**EXERCISE DIRECTIONS**: Starting at the line that contains "Decode this image", copy each line through the end of the listing below. Include both ends and output nothing more.

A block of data
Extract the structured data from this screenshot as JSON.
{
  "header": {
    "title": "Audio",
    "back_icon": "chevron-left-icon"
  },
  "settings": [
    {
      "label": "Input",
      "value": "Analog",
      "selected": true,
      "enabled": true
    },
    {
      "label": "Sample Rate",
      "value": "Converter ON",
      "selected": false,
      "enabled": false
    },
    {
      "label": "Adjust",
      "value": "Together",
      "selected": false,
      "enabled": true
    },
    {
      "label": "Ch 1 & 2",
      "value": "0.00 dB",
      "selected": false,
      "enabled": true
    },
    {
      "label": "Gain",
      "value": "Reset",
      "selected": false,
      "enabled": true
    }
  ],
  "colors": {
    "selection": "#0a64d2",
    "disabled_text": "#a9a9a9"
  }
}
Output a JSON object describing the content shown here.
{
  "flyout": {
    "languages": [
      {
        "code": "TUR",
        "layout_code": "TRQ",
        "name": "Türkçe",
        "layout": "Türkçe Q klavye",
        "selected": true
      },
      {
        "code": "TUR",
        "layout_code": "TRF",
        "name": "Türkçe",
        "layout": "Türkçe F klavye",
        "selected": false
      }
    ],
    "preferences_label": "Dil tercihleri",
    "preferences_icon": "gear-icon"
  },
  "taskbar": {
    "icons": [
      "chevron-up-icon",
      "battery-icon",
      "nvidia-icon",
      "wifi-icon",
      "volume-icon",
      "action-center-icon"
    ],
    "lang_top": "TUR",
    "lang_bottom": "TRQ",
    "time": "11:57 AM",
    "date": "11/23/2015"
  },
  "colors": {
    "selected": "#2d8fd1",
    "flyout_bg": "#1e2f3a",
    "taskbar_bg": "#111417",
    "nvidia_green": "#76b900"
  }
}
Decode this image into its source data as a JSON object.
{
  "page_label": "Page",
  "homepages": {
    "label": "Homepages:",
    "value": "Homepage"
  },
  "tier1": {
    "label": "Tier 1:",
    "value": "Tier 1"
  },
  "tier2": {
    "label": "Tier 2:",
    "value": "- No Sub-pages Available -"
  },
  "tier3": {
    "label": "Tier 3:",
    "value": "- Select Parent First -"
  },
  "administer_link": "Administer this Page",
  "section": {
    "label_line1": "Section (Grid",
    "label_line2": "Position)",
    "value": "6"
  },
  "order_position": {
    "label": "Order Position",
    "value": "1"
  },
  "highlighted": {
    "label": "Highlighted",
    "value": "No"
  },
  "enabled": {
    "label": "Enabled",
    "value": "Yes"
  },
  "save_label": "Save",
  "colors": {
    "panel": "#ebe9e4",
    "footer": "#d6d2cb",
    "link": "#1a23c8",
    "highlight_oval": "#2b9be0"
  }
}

**EXERCISE ANSWER**:
Decode this image into its source data as a JSON object.
{
  "page_label": "Page",
  "homepages": {
    "label": "Homepages:",
    "value": "Homepage"
  },
  "tier1": {
    "label": "Tier 1:",
    "value": "Tier 1"
  },
  "tier2": {
    "label": "Tier 2:",
    "value": "- No Sub-pages Available -"
  },
  "tier3": {
    "label": "Tier 3:",
    "value": "- Select Parent First -"
  },
  "administer_link": "Administer this Page",
  "section": {
    "label_line1": "Section (Grid",
    "label_line2": "Position)",
    "value": "6"
  },
  "order_position": {
    "label": "Order Position",
    "value": "1"
  },
  "highlighted": {
    "label": "Highlighted",
    "value": "No"
  },
  "enabled": {
    "label": "Enabled",
    "value": "Yes"
  },
  "save_label": "Save",
  "colors": {
    "panel": "#ebe9e4",
    "footer": "#d6d2cb",
    "link": "#1a23c8",
    "highlight_oval": "#2b9be0"
  }
}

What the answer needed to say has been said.